Problem details> Take the material below and retype it in full; pictures are left out.

— START —

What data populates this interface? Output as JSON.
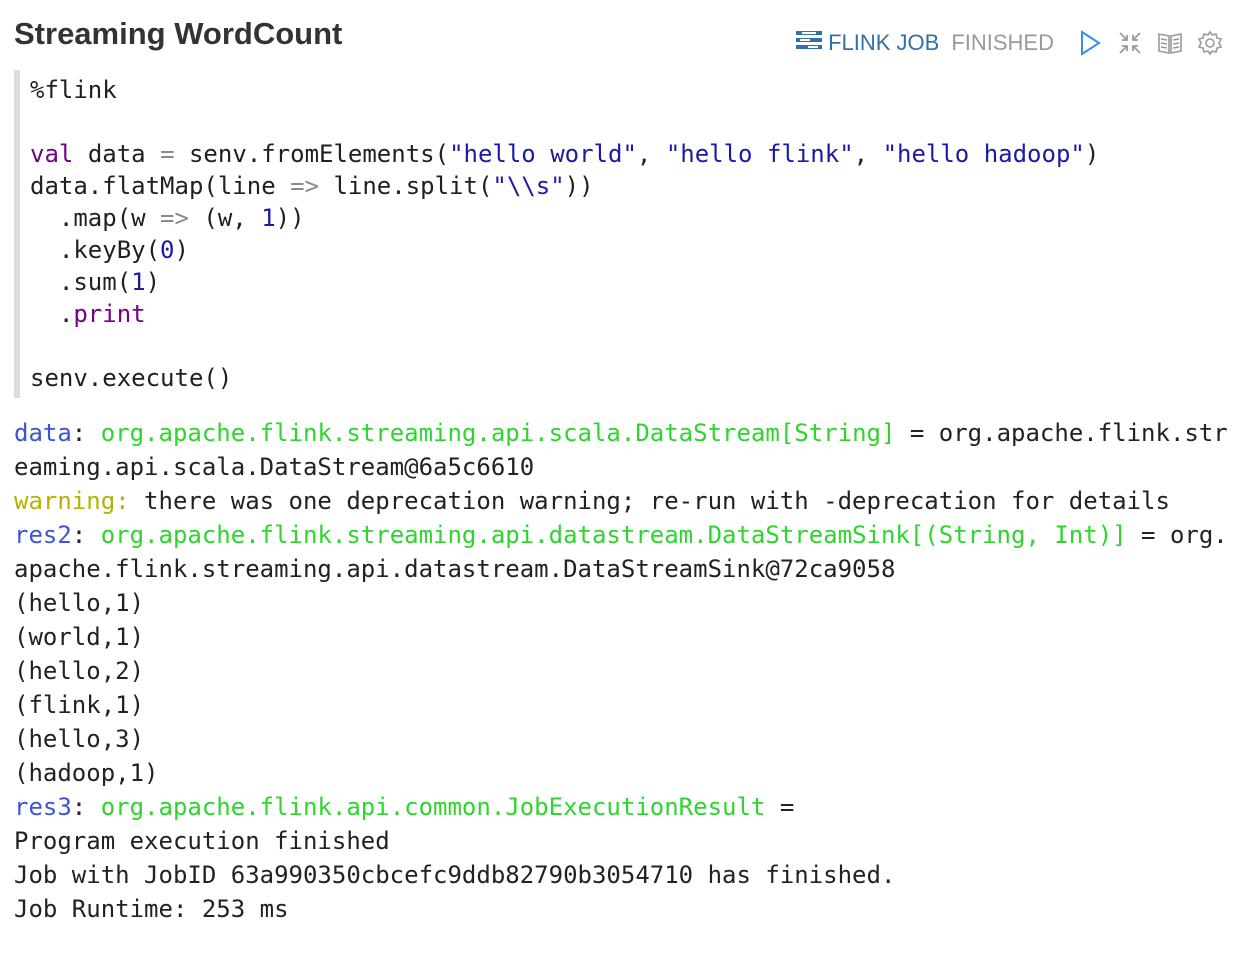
{
  "paragraph": {
    "title": "Streaming WordCount",
    "job_label": "FLINK JOB",
    "status": "FINISHED"
  },
  "code": {
    "interpreter": "%flink",
    "line3": {
      "kw": "val",
      "name": "data",
      "eq": "=",
      "call": "senv.fromElements(",
      "s1": "\"hello world\"",
      "s2": "\"hello flink\"",
      "s3": "\"hello hadoop\"",
      "close": ")"
    },
    "line4": {
      "a": "data.flatMap(line",
      "arrow": "=>",
      "b": "line.split(",
      "s": "\"\\\\s\"",
      "c": "))"
    },
    "line5": {
      "a": "  .map(w",
      "arrow": "=>",
      "b": "(w, ",
      "n": "1",
      "c": "))"
    },
    "line6": {
      "a": "  .keyBy(",
      "n": "0",
      "c": ")"
    },
    "line7": {
      "a": "  .sum(",
      "n": "1",
      "c": ")"
    },
    "line8": {
      "dot": "  .",
      "kw": "print"
    },
    "line10": "senv.execute()"
  },
  "output": {
    "l1": {
      "name": "data",
      "colon": ": ",
      "type": "org.apache.flink.streaming.api.scala.DataStream[String]",
      "rest": " = org.apache.flink.str"
    },
    "l2": "eaming.api.scala.DataStream@6a5c6610",
    "l3": {
      "warn": "warning:",
      "rest": " there was one deprecation warning; re-run with -deprecation for details"
    },
    "l4": {
      "name": "res2",
      "colon": ": ",
      "type": "org.apache.flink.streaming.api.datastream.DataStreamSink[(String, Int)]",
      "rest": " = org."
    },
    "l5": "apache.flink.streaming.api.datastream.DataStreamSink@72ca9058",
    "results": [
      "(hello,1)",
      "(world,1)",
      "(hello,2)",
      "(flink,1)",
      "(hello,3)",
      "(hadoop,1)"
    ],
    "l12": {
      "name": "res3",
      "colon": ": ",
      "type": "org.apache.flink.api.common.JobExecutionResult",
      "rest": " ="
    },
    "l13": "Program execution finished",
    "l14": "Job with JobID 63a990350cbcefc9ddb82790b3054710 has finished.",
    "l15": "Job Runtime: 253 ms"
  },
  "icons": [
    "tasks-icon",
    "play-icon",
    "compress-icon",
    "book-icon",
    "gear-icon"
  ],
  "colors": {
    "accent": "#3071a9",
    "type": "#2ed52e",
    "var": "#3b54d9",
    "warning": "#b3b300",
    "keyword": "#770088",
    "string": "#1a1aa6"
  }
}
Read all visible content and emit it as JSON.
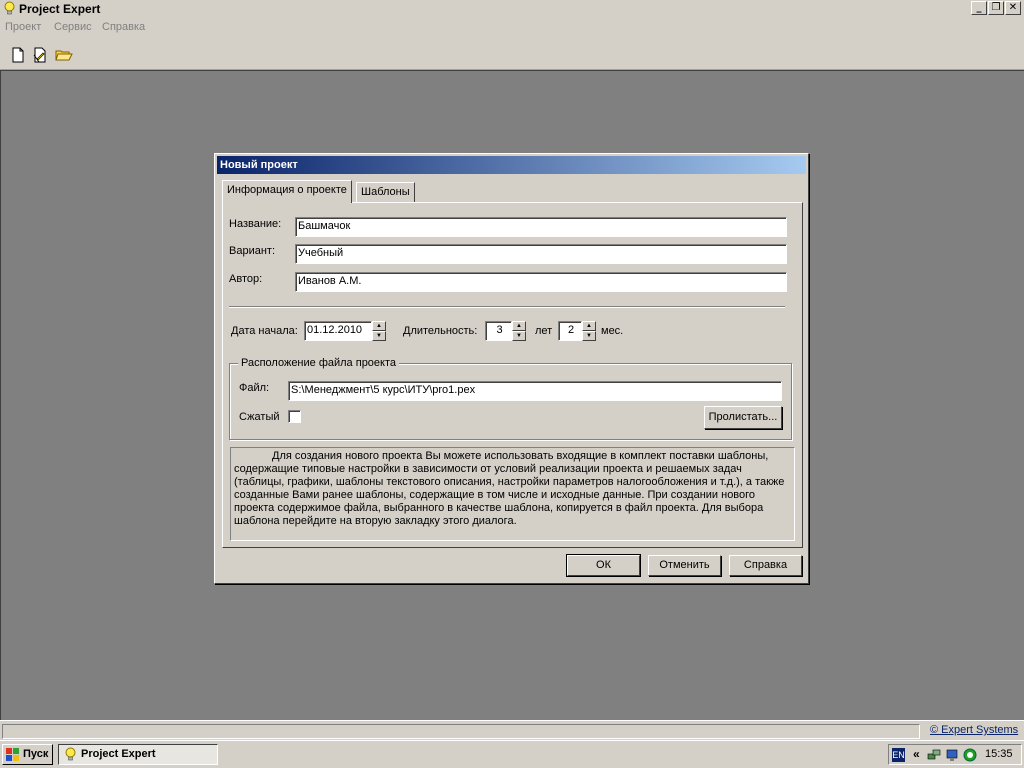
{
  "window": {
    "title": "Project Expert",
    "controls": {
      "minimize": "_",
      "restore": "❐",
      "close": "✕"
    }
  },
  "menu": [
    {
      "label": "Проект"
    },
    {
      "label": "Сервис"
    },
    {
      "label": "Справка"
    }
  ],
  "toolbar": {
    "icons": [
      "new-document-icon",
      "new-from-template-icon",
      "open-folder-icon"
    ]
  },
  "dialog": {
    "title": "Новый проект",
    "tabs": [
      {
        "label": "Информация о проекте",
        "active": true
      },
      {
        "label": "Шаблоны",
        "active": false
      }
    ],
    "fields": {
      "name": {
        "label": "Название:",
        "value": "Башмачок"
      },
      "variant": {
        "label": "Вариант:",
        "value": "Учебный"
      },
      "author": {
        "label": "Автор:",
        "value": "Иванов А.М."
      }
    },
    "start_date": {
      "label": "Дата начала:",
      "value": "01.12.2010"
    },
    "duration": {
      "label": "Длительность:",
      "years": "3",
      "years_unit": "лет",
      "months": "2",
      "months_unit": "мес."
    },
    "file_group": {
      "title": "Расположение файла проекта",
      "file_label": "Файл:",
      "file_value": "S:\\Менеджмент\\5 курс\\ИТУ\\pro1.pex",
      "compressed_label": "Сжатый",
      "compressed_checked": false,
      "browse_label": "Пролистать..."
    },
    "info_text": "Для создания нового проекта Вы можете использовать входящие в комплект поставки шаблоны, содержащие типовые настройки в зависимости от условий реализации проекта и решаемых задач (таблицы, графики, шаблоны текстового описания, настройки параметров налогообложения и т.д.), а также созданные Вами ранее шаблоны, содержащие в том числе и исходные данные. При создании нового проекта содержимое файла, выбранного в качестве шаблона, копируется в файл проекта. Для выбора шаблона перейдите на вторую закладку этого диалога.",
    "buttons": {
      "ok": "ОК",
      "cancel": "Отменить",
      "help": "Справка"
    }
  },
  "statusbar": {
    "link": "© Expert Systems"
  },
  "taskbar": {
    "start_label": "Пуск",
    "task_label": "Project Expert",
    "lang": "EN",
    "arrows": "«",
    "clock": "15:35"
  },
  "colors": {
    "title_gradient_start": "#0a246a",
    "title_gradient_end": "#a6caf0",
    "face": "#d4d0c8",
    "workspace": "#808080"
  }
}
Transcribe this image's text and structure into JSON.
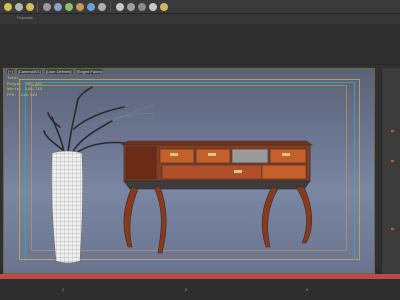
{
  "ribbon": {
    "label": "Populate"
  },
  "viewport": {
    "labels": [
      "[+]",
      "[Camera001]",
      "[User Defined]",
      "[Edged Faces]"
    ],
    "stats": [
      {
        "label": "Total",
        "value": ""
      },
      {
        "label": "Polys:",
        "value": "295,281"
      },
      {
        "label": "Verts:",
        "value": "148,713"
      },
      {
        "label": "",
        "value": ""
      },
      {
        "label": "FPS:",
        "value": "118.922"
      }
    ]
  },
  "trackbar": {
    "ticks": [
      "2",
      "5",
      "8"
    ]
  },
  "colors": {
    "accent": "#c24848",
    "safe_frame": "#c9a84a",
    "stats_text": "#e0d040"
  }
}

— END —

Result for this task>
What data populates this interface? Output as JSON.
{
  "paragraph": {
    "title": "Streaming WordCount",
    "job_label": "FLINK JOB",
    "status": "FINISHED"
  },
  "code": {
    "interpreter": "%flink",
    "line3": {
      "kw": "val",
      "name": "data",
      "eq": "=",
      "call": "senv.fromElements(",
      "s1": "\"hello world\"",
      "s2": "\"hello flink\"",
      "s3": "\"hello hadoop\"",
      "close": ")"
    },
    "line4": {
      "a": "data.flatMap(line",
      "arrow": "=>",
      "b": "line.split(",
      "s": "\"\\\\s\"",
      "c": "))"
    },
    "line5": {
      "a": "  .map(w",
      "arrow": "=>",
      "b": "(w, ",
      "n": "1",
      "c": "))"
    },
    "line6": {
      "a": "  .keyBy(",
      "n": "0",
      "c": ")"
    },
    "line7": {
      "a": "  .sum(",
      "n": "1",
      "c": ")"
    },
    "line8": {
      "dot": "  .",
      "kw": "print"
    },
    "line10": "senv.execute()"
  },
  "output": {
    "l1": {
      "name": "data",
      "colon": ": ",
      "type": "org.apache.flink.streaming.api.scala.DataStream[String]",
      "rest": " = org.apache.flink.str"
    },
    "l2": "eaming.api.scala.DataStream@6a5c6610",
    "l3": {
      "warn": "warning:",
      "rest": " there was one deprecation warning; re-run with -deprecation for details"
    },
    "l4": {
      "name": "res2",
      "colon": ": ",
      "type": "org.apache.flink.streaming.api.datastream.DataStreamSink[(String, Int)]",
      "rest": " = org."
    },
    "l5": "apache.flink.streaming.api.datastream.DataStreamSink@72ca9058",
    "results": [
      "(hello,1)",
      "(world,1)",
      "(hello,2)",
      "(flink,1)",
      "(hello,3)",
      "(hadoop,1)"
    ],
    "l12": {
      "name": "res3",
      "colon": ": ",
      "type": "org.apache.flink.api.common.JobExecutionResult",
      "rest": " ="
    },
    "l13": "Program execution finished",
    "l14": "Job with JobID 63a990350cbcefc9ddb82790b3054710 has finished.",
    "l15": "Job Runtime: 253 ms"
  },
  "icons": [
    "tasks-icon",
    "play-icon",
    "compress-icon",
    "book-icon",
    "gear-icon"
  ],
  "colors": {
    "accent": "#3071a9",
    "type": "#2ed52e",
    "var": "#3b54d9",
    "warning": "#b3b300",
    "keyword": "#770088",
    "string": "#1a1aa6"
  }
}
Read all visible content and emit it as JSON.
{
  "window": {
    "title": "Project Expert",
    "controls": {
      "minimize": "_",
      "restore": "❐",
      "close": "✕"
    }
  },
  "menu": [
    {
      "label": "Проект"
    },
    {
      "label": "Сервис"
    },
    {
      "label": "Справка"
    }
  ],
  "toolbar": {
    "icons": [
      "new-document-icon",
      "new-from-template-icon",
      "open-folder-icon"
    ]
  },
  "dialog": {
    "title": "Новый проект",
    "tabs": [
      {
        "label": "Информация о проекте",
        "active": true
      },
      {
        "label": "Шаблоны",
        "active": false
      }
    ],
    "fields": {
      "name": {
        "label": "Название:",
        "value": "Башмачок"
      },
      "variant": {
        "label": "Вариант:",
        "value": "Учебный"
      },
      "author": {
        "label": "Автор:",
        "value": "Иванов А.М."
      }
    },
    "start_date": {
      "label": "Дата начала:",
      "value": "01.12.2010"
    },
    "duration": {
      "label": "Длительность:",
      "years": "3",
      "years_unit": "лет",
      "months": "2",
      "months_unit": "мес."
    },
    "file_group": {
      "title": "Расположение файла проекта",
      "file_label": "Файл:",
      "file_value": "S:\\Менеджмент\\5 курс\\ИТУ\\pro1.pex",
      "compressed_label": "Сжатый",
      "compressed_checked": false,
      "browse_label": "Пролистать..."
    },
    "info_text": "Для создания нового проекта Вы можете использовать входящие в комплект поставки шаблоны, содержащие типовые настройки в зависимости от условий реализации проекта и решаемых задач (таблицы, графики, шаблоны текстового описания, настройки параметров налогообложения и т.д.), а также созданные Вами ранее шаблоны, содержащие в том числе и исходные данные. При создании нового проекта содержимое файла, выбранного в качестве шаблона, копируется в файл проекта. Для выбора шаблона перейдите на вторую закладку этого диалога.",
    "buttons": {
      "ok": "ОК",
      "cancel": "Отменить",
      "help": "Справка"
    }
  },
  "statusbar": {
    "link": "© Expert Systems"
  },
  "taskbar": {
    "start_label": "Пуск",
    "task_label": "Project Expert",
    "lang": "EN",
    "arrows": "«",
    "clock": "15:35"
  },
  "colors": {
    "title_gradient_start": "#0a246a",
    "title_gradient_end": "#a6caf0",
    "face": "#d4d0c8",
    "workspace": "#808080"
  }
}
Transcribe this image's text and structure into JSON.
{
  "ribbon": {
    "label": "Populate"
  },
  "viewport": {
    "labels": [
      "[+]",
      "[Camera001]",
      "[User Defined]",
      "[Edged Faces]"
    ],
    "stats": [
      {
        "label": "Total",
        "value": ""
      },
      {
        "label": "Polys:",
        "value": "295,281"
      },
      {
        "label": "Verts:",
        "value": "148,713"
      },
      {
        "label": "",
        "value": ""
      },
      {
        "label": "FPS:",
        "value": "118.922"
      }
    ]
  },
  "trackbar": {
    "ticks": [
      "2",
      "5",
      "8"
    ]
  },
  "colors": {
    "accent": "#c24848",
    "safe_frame": "#c9a84a",
    "stats_text": "#e0d040"
  }
}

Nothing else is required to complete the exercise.